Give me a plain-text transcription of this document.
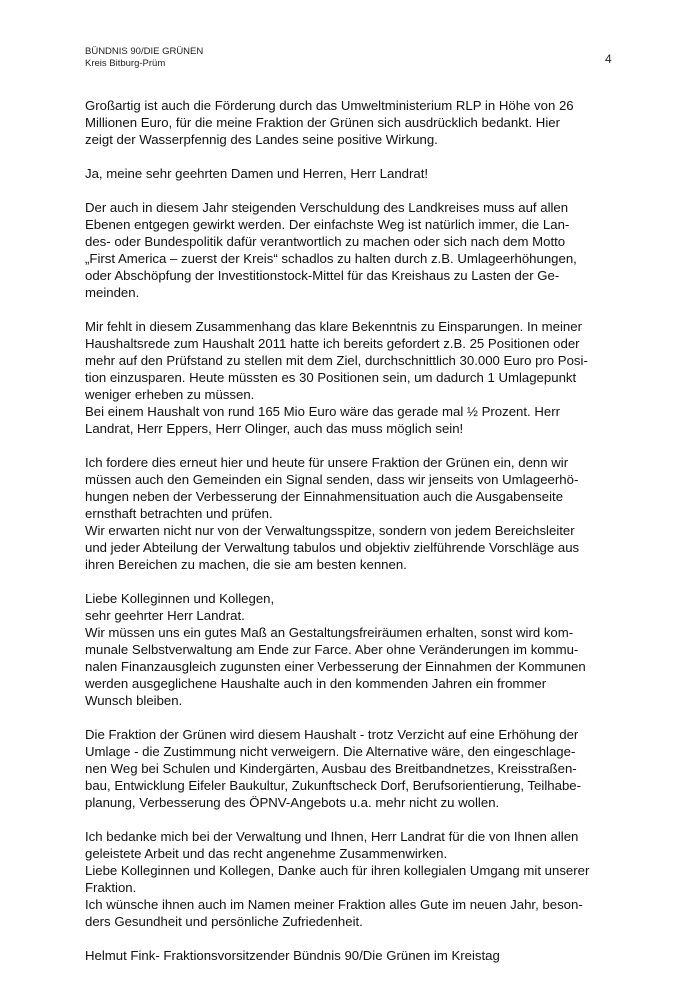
BÜNDNIS 90/DIE GRÜNEN
Kreis Bitburg-Prüm	4
Großartig ist auch die Förderung durch das Umweltministerium RLP in Höhe von 26
Millionen Euro, für die meine Fraktion der Grünen sich ausdrücklich bedankt. Hier
zeigt der Wasserpfennig des Landes seine positive Wirkung.
Ja, meine sehr geehrten Damen und Herren, Herr Landrat!
Der auch in diesem Jahr steigenden Verschuldung des Landkreises muss auf allen
Ebenen entgegen gewirkt werden. Der einfachste Weg ist natürlich immer, die Lan-
des- oder Bundespolitik dafür verantwortlich zu machen oder sich nach dem Motto
„First America – zuerst der Kreis“ schadlos zu halten durch z.B. Umlageerhöhungen,
oder Abschöpfung der Investitionstock-Mittel für das Kreishaus zu Lasten der Ge-
meinden.
Mir fehlt in diesem Zusammenhang das klare Bekenntnis zu Einsparungen. In meiner
Haushaltsrede zum Haushalt 2011 hatte ich bereits gefordert z.B. 25 Positionen oder
mehr auf den Prüfstand zu stellen mit dem Ziel, durchschnittlich 30.000 Euro pro Posi-
tion einzusparen. Heute müssten es 30 Positionen sein, um dadurch 1 Umlagepunkt
weniger erheben zu müssen.
Bei einem Haushalt von rund 165 Mio Euro wäre das gerade mal ½ Prozent. Herr
Landrat, Herr Eppers, Herr Olinger, auch das muss möglich sein!
Ich fordere dies erneut hier und heute für unsere Fraktion der Grünen ein, denn wir
müssen auch den Gemeinden ein Signal senden, dass wir jenseits von Umlageerhö-
hungen neben der Verbesserung der Einnahmensituation auch die Ausgabenseite
ernsthaft betrachten und prüfen.
Wir erwarten nicht nur von der Verwaltungsspitze, sondern von jedem Bereichsleiter
und jeder Abteilung der Verwaltung tabulos und objektiv zielführende Vorschläge aus
ihren Bereichen zu machen, die sie am besten kennen.
Liebe Kolleginnen und Kollegen,
sehr geehrter Herr Landrat.
Wir müssen uns ein gutes Maß an Gestaltungsfreiräumen erhalten, sonst wird kom-
munale Selbstverwaltung am Ende zur Farce. Aber ohne Veränderungen im kommu-
nalen Finanzausgleich zugunsten einer Verbesserung der Einnahmen der Kommunen
werden ausgeglichene Haushalte auch in den kommenden Jahren ein frommer
Wunsch bleiben.
Die Fraktion der Grünen wird diesem Haushalt - trotz Verzicht auf eine Erhöhung der
Umlage - die Zustimmung nicht verweigern. Die Alternative wäre, den eingeschlage-
nen Weg bei Schulen und Kindergärten, Ausbau des Breitbandnetzes, Kreisstraßen-
bau, Entwicklung Eifeler Baukultur, Zukunftscheck Dorf, Berufsorientierung, Teilhabe-
planung, Verbesserung des ÖPNV-Angebots u.a. mehr nicht zu wollen.
Ich bedanke mich bei der Verwaltung und Ihnen, Herr Landrat für die von Ihnen allen
geleistete Arbeit und das recht angenehme Zusammenwirken.
Liebe Kolleginnen und Kollegen, Danke auch für ihren kollegialen Umgang mit unserer
Fraktion.
Ich wünsche ihnen auch im Namen meiner Fraktion alles Gute im neuen Jahr, beson-
ders Gesundheit und persönliche Zufriedenheit.
Helmut Fink- Fraktionsvorsitzender Bündnis 90/Die Grünen im Kreistag
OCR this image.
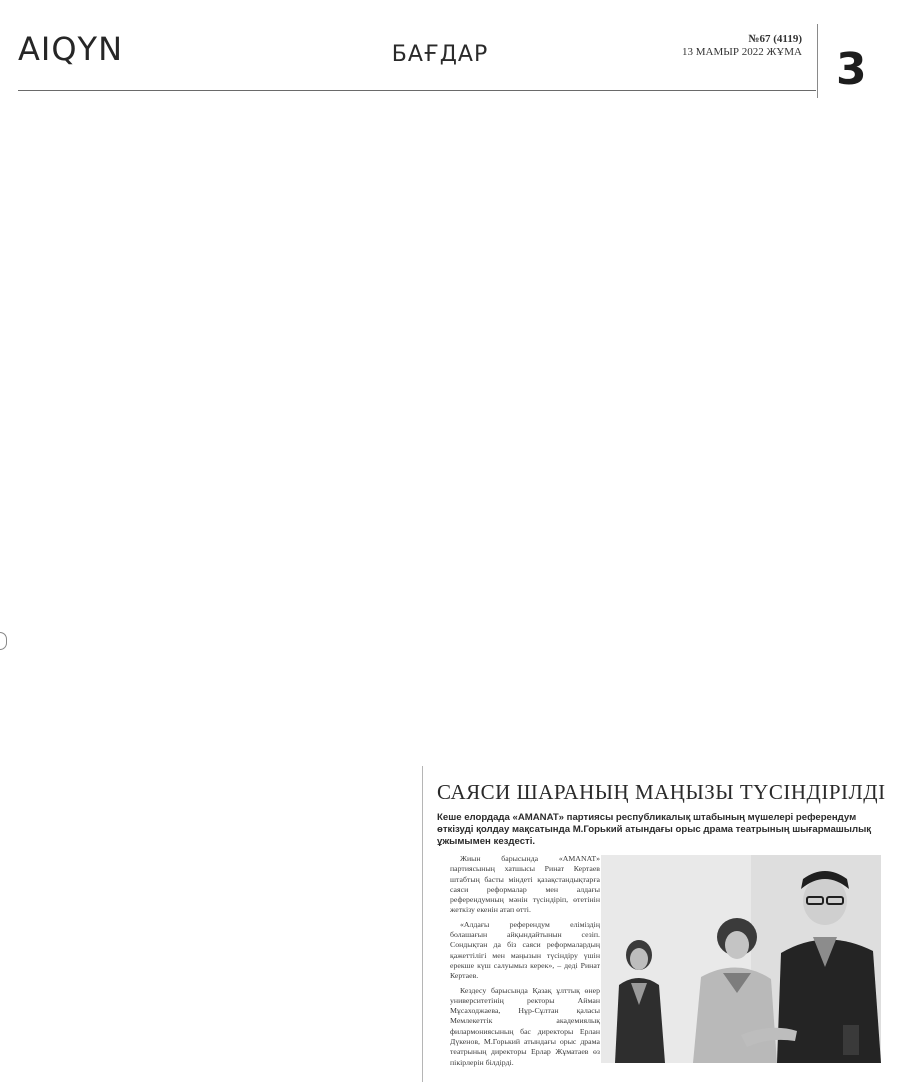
AIQYN	БАҒДАР
№67 (4119)
13 МАМЫР 2022 ЖҰМА 3
САЯСИ ШАРАНЫҢ МАҢЫЗЫ ТҮСІНДІРІЛДІ
Кеше елордада «AMANAT» партиясы республикалық штабының мүшелері референдум өткізуді қолдау мақсатында М.Горький атындағы орыс драма театрының шығармашылық ұжымымен кездесті.

Жиын барысында «AMANAT» партиясының хатшысы Ринат Кертаев штабтың басты міндеті қазақстандықтарға саяси реформалар мен алдағы референдумның мәнін түсіндіріп, өтетінін жеткізу екенін атап өтті.

«Алдағы референдум еліміздің болашағын айқындайтынын сезіп. Сондықтан да біз саяси реформалардың қажеттілігі мен маңызын түсіндіру үшін ерекше күш салуымыз керек», – деді Ринат Кертаев.

Кездесу барысында Қазақ ұлттық өнер университетінің ректоры Айман Мұсаходжаева, Нұр-Сұлтан қаласы Мемлекеттік академиялық филармониясының бас директоры Ерлан Дүкенов, М.Горький атындағы орыс драма театрының директоры Ерлар Жұматаев өз пікірлерін білдірді.
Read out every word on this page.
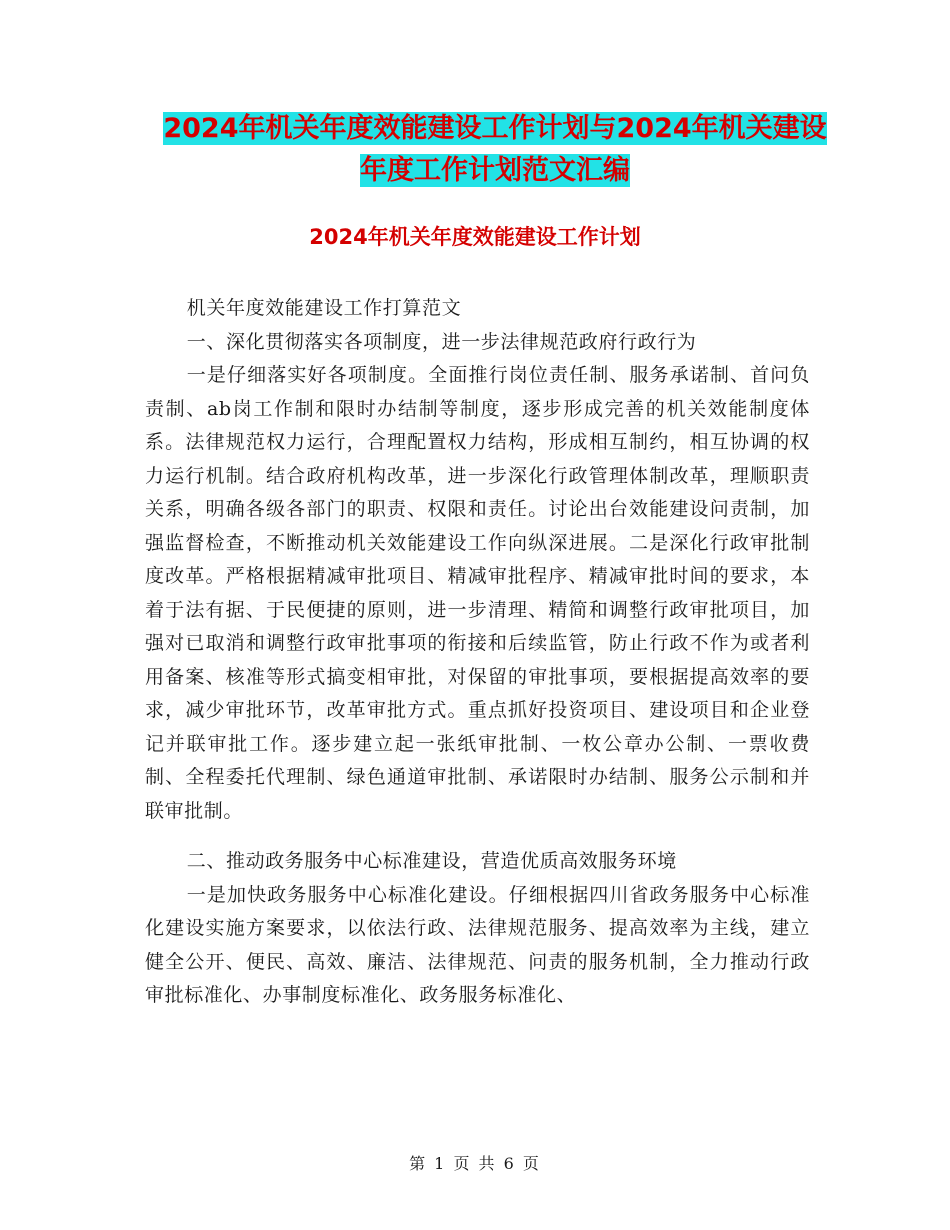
2024年机关年度效能建设工作计划与2024年机关建设
年度工作计划范文汇编
2024年机关年度效能建设工作计划

机关年度效能建设工作打算范文

一、深化贯彻落实各项制度，进一步法律规范政府行政行为

一是仔细落实好各项制度。全面推行岗位责任制、服务承诺制、首问负责制、ab岗工作制和限时办结制等制度，逐步形成完善的机关效能制度体系。法律规范权力运行，合理配置权力结构，形成相互制约，相互协调的权力运行机制。结合政府机构改革，进一步深化行政管理体制改革，理顺职责关系，明确各级各部门的职责、权限和责任。讨论出台效能建设问责制，加强监督检查，不断推动机关效能建设工作向纵深进展。二是深化行政审批制度改革。严格根据精减审批项目、精减审批程序、精减审批时间的要求，本着于法有据、于民便捷的原则，进一步清理、精简和调整行政审批项目，加强对已取消和调整行政审批事项的衔接和后续监管，防止行政不作为或者利用备案、核准等形式搞变相审批，对保留的审批事项，要根据提高效率的要求，减少审批环节，改革审批方式。重点抓好投资项目、建设项目和企业登记并联审批工作。逐步建立起一张纸审批制、一枚公章办公制、一票收费制、全程委托代理制、绿色通道审批制、承诺限时办结制、服务公示制和并联审批制。

二、推动政务服务中心标准建设，营造优质高效服务环境

一是加快政务服务中心标准化建设。仔细根据四川省政务服务中心标准化建设实施方案要求，以依法行政、法律规范服务、提高效率为主线，建立健全公开、便民、高效、廉洁、法律规范、问责的服务机制，全力推动行政审批标准化、办事制度标准化、政务服务标准化、

第 1 页 共 6 页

Work required:
Keep the pictures out of the copy and return the rest of the data above exactly.

Written answer:
Give me a plain-text transcription of this document.
BÜNDNIS 90/DIE GRÜNEN
Kreis Bitburg-Prüm	4
Großartig ist auch die Förderung durch das Umweltministerium RLP in Höhe von 26
Millionen Euro, für die meine Fraktion der Grünen sich ausdrücklich bedankt. Hier
zeigt der Wasserpfennig des Landes seine positive Wirkung.
Ja, meine sehr geehrten Damen und Herren, Herr Landrat!
Der auch in diesem Jahr steigenden Verschuldung des Landkreises muss auf allen
Ebenen entgegen gewirkt werden. Der einfachste Weg ist natürlich immer, die Lan-
des- oder Bundespolitik dafür verantwortlich zu machen oder sich nach dem Motto
„First America – zuerst der Kreis“ schadlos zu halten durch z.B. Umlageerhöhungen,
oder Abschöpfung der Investitionstock-Mittel für das Kreishaus zu Lasten der Ge-
meinden.
Mir fehlt in diesem Zusammenhang das klare Bekenntnis zu Einsparungen. In meiner
Haushaltsrede zum Haushalt 2011 hatte ich bereits gefordert z.B. 25 Positionen oder
mehr auf den Prüfstand zu stellen mit dem Ziel, durchschnittlich 30.000 Euro pro Posi-
tion einzusparen. Heute müssten es 30 Positionen sein, um dadurch 1 Umlagepunkt
weniger erheben zu müssen.
Bei einem Haushalt von rund 165 Mio Euro wäre das gerade mal ½ Prozent. Herr
Landrat, Herr Eppers, Herr Olinger, auch das muss möglich sein!
Ich fordere dies erneut hier und heute für unsere Fraktion der Grünen ein, denn wir
müssen auch den Gemeinden ein Signal senden, dass wir jenseits von Umlageerhö-
hungen neben der Verbesserung der Einnahmensituation auch die Ausgabenseite
ernsthaft betrachten und prüfen.
Wir erwarten nicht nur von der Verwaltungsspitze, sondern von jedem Bereichsleiter
und jeder Abteilung der Verwaltung tabulos und objektiv zielführende Vorschläge aus
ihren Bereichen zu machen, die sie am besten kennen.
Liebe Kolleginnen und Kollegen,
sehr geehrter Herr Landrat.
Wir müssen uns ein gutes Maß an Gestaltungsfreiräumen erhalten, sonst wird kom-
munale Selbstverwaltung am Ende zur Farce. Aber ohne Veränderungen im kommu-
nalen Finanzausgleich zugunsten einer Verbesserung der Einnahmen der Kommunen
werden ausgeglichene Haushalte auch in den kommenden Jahren ein frommer
Wunsch bleiben.
Die Fraktion der Grünen wird diesem Haushalt - trotz Verzicht auf eine Erhöhung der
Umlage - die Zustimmung nicht verweigern. Die Alternative wäre, den eingeschlage-
nen Weg bei Schulen und Kindergärten, Ausbau des Breitbandnetzes, Kreisstraßen-
bau, Entwicklung Eifeler Baukultur, Zukunftscheck Dorf, Berufsorientierung, Teilhabe-
planung, Verbesserung des ÖPNV-Angebots u.a. mehr nicht zu wollen.
Ich bedanke mich bei der Verwaltung und Ihnen, Herr Landrat für die von Ihnen allen
geleistete Arbeit und das recht angenehme Zusammenwirken.
Liebe Kolleginnen und Kollegen, Danke auch für ihren kollegialen Umgang mit unserer
Fraktion.
Ich wünsche ihnen auch im Namen meiner Fraktion alles Gute im neuen Jahr, beson-
ders Gesundheit und persönliche Zufriedenheit.
Helmut Fink- Fraktionsvorsitzender Bündnis 90/Die Grünen im Kreistag
OCR this image.
AIQYN	БАҒДАР
№67 (4119)
13 МАМЫР 2022 ЖҰМА 3
САЯСИ ШАРАНЫҢ МАҢЫЗЫ ТҮСІНДІРІЛДІ
Кеше елордада «AMANAT» партиясы республикалық штабының мүшелері референдум өткізуді қолдау мақсатында М.Горький атындағы орыс драма театрының шығармашылық ұжымымен кездесті.

Жиын барысында «AMANAT» партиясының хатшысы Ринат Кертаев штабтың басты міндеті қазақстандықтарға саяси реформалар мен алдағы референдумның мәнін түсіндіріп, өтетінін жеткізу екенін атап өтті.

«Алдағы референдум еліміздің болашағын айқындайтынын сезіп. Сондықтан да біз саяси реформалардың қажеттілігі мен маңызын түсіндіру үшін ерекше күш салуымыз керек», – деді Ринат Кертаев.

Кездесу барысында Қазақ ұлттық өнер университетінің ректоры Айман Мұсаходжаева, Нұр-Сұлтан қаласы Мемлекеттік академиялық филармониясының бас директоры Ерлан Дүкенов, М.Горький атындағы орыс драма театрының директоры Ерлар Жұматаев өз пікірлерін білдірді.
Read out every word on this page.
2024年机关年度效能建设工作计划与2024年机关建设
年度工作计划范文汇编
2024年机关年度效能建设工作计划

机关年度效能建设工作打算范文

一、深化贯彻落实各项制度，进一步法律规范政府行政行为

一是仔细落实好各项制度。全面推行岗位责任制、服务承诺制、首问负责制、ab岗工作制和限时办结制等制度，逐步形成完善的机关效能制度体系。法律规范权力运行，合理配置权力结构，形成相互制约，相互协调的权力运行机制。结合政府机构改革，进一步深化行政管理体制改革，理顺职责关系，明确各级各部门的职责、权限和责任。讨论出台效能建设问责制，加强监督检查，不断推动机关效能建设工作向纵深进展。二是深化行政审批制度改革。严格根据精减审批项目、精减审批程序、精减审批时间的要求，本着于法有据、于民便捷的原则，进一步清理、精简和调整行政审批项目，加强对已取消和调整行政审批事项的衔接和后续监管，防止行政不作为或者利用备案、核准等形式搞变相审批，对保留的审批事项，要根据提高效率的要求，减少审批环节，改革审批方式。重点抓好投资项目、建设项目和企业登记并联审批工作。逐步建立起一张纸审批制、一枚公章办公制、一票收费制、全程委托代理制、绿色通道审批制、承诺限时办结制、服务公示制和并联审批制。

二、推动政务服务中心标准建设，营造优质高效服务环境

一是加快政务服务中心标准化建设。仔细根据四川省政务服务中心标准化建设实施方案要求，以依法行政、法律规范服务、提高效率为主线，建立健全公开、便民、高效、廉洁、法律规范、问责的服务机制，全力推动行政审批标准化、办事制度标准化、政务服务标准化、

第 1 页 共 6 页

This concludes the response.